▶ Stated task
Copy out the lines that include the word "structured".

____

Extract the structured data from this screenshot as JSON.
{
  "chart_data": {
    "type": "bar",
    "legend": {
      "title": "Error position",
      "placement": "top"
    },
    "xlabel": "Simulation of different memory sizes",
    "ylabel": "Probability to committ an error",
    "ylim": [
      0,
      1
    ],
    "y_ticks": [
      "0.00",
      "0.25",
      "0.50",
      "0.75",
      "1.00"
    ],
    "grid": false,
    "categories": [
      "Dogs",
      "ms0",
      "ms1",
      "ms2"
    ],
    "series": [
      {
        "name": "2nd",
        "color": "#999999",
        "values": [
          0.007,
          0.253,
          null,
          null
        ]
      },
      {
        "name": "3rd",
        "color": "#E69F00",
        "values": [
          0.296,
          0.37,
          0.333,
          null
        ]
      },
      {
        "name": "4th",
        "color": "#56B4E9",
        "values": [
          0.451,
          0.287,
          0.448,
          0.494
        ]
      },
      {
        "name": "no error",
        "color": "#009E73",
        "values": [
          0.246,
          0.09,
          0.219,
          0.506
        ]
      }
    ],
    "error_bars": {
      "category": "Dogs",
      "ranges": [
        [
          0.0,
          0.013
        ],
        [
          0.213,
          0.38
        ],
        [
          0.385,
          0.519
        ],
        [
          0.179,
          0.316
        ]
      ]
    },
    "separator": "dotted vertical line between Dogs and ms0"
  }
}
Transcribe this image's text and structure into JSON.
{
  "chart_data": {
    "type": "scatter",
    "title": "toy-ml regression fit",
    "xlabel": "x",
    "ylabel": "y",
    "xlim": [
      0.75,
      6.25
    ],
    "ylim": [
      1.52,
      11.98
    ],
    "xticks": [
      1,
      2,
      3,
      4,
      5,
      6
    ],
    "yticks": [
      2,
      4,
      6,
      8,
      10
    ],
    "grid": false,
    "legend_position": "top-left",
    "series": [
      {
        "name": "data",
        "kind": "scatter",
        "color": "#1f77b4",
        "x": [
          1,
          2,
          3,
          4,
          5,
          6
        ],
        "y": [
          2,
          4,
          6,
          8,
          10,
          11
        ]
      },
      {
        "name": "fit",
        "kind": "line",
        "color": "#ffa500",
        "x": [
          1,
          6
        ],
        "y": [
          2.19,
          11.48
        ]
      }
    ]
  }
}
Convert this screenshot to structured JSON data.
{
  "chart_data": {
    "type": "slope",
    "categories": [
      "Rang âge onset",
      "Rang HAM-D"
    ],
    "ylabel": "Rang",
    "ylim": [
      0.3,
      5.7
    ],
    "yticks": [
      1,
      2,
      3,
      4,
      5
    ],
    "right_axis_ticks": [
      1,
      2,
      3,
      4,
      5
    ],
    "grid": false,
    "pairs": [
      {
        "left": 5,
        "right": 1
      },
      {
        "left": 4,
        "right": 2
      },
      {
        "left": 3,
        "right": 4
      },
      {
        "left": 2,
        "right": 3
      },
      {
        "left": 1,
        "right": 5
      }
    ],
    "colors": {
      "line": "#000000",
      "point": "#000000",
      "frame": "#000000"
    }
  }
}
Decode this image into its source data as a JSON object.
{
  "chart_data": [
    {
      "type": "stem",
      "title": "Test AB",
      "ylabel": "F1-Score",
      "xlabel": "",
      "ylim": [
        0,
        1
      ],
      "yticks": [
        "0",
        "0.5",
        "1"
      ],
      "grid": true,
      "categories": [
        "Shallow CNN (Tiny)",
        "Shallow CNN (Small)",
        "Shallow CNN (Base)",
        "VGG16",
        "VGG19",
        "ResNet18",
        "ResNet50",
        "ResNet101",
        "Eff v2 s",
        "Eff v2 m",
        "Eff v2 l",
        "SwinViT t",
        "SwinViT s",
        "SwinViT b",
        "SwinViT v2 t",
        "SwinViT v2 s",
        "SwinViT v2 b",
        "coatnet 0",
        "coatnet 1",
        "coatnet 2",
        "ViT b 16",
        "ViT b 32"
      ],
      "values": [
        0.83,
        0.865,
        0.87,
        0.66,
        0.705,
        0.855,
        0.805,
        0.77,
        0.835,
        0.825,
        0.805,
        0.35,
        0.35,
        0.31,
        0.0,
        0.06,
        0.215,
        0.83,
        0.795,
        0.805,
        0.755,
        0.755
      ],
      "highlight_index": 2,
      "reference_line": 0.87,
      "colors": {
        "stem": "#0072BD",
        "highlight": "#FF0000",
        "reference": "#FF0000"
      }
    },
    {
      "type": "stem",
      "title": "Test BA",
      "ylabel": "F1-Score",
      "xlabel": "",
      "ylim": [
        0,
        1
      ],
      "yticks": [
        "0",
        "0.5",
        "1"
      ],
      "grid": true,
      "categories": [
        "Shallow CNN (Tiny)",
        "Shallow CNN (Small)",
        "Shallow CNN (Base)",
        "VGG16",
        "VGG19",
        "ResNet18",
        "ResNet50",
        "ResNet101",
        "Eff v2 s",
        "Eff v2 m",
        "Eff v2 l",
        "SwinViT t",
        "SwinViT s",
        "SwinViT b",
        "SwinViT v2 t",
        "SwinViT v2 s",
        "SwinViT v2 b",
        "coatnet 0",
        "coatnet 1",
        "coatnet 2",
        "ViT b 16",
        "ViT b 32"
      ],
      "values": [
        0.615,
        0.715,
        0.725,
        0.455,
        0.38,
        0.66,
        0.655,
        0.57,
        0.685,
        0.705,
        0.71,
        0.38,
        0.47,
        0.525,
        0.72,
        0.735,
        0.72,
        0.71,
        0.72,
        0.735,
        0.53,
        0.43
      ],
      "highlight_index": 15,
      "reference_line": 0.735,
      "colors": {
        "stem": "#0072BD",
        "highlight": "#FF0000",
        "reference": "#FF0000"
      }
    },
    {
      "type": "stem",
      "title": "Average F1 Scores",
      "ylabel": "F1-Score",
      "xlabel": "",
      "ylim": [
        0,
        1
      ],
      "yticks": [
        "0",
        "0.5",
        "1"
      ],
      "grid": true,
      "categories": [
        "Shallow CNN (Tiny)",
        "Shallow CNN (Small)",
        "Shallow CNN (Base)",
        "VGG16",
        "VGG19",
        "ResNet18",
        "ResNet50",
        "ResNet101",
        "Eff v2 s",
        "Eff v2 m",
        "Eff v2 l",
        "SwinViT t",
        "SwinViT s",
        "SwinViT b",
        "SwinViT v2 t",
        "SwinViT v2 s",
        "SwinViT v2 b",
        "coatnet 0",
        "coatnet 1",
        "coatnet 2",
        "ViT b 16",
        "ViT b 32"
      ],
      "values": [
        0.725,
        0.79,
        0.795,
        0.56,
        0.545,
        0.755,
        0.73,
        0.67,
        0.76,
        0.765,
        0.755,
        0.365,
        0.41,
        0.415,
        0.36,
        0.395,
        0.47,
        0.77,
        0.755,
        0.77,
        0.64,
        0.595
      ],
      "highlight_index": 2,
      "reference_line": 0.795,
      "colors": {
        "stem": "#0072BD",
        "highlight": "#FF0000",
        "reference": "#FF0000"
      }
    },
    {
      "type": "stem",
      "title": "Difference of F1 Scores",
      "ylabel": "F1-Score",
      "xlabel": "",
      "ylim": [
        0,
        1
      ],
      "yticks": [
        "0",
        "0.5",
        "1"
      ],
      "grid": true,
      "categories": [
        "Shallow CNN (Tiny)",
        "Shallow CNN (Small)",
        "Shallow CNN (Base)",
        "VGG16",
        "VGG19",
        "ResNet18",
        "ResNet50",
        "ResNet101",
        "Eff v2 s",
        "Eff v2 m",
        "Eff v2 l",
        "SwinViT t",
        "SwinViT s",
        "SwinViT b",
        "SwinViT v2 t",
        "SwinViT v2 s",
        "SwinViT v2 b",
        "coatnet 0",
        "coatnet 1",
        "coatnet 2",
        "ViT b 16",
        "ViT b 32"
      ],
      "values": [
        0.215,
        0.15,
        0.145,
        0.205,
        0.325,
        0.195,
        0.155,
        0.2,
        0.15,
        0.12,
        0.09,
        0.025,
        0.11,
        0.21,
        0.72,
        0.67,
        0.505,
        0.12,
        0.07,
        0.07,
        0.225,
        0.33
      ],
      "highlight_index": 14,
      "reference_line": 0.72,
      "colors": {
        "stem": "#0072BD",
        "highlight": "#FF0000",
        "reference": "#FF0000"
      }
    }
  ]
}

____

▶ Exercise output
Extract the structured data from this screenshot as JSON.
Convert this screenshot to structured JSON data.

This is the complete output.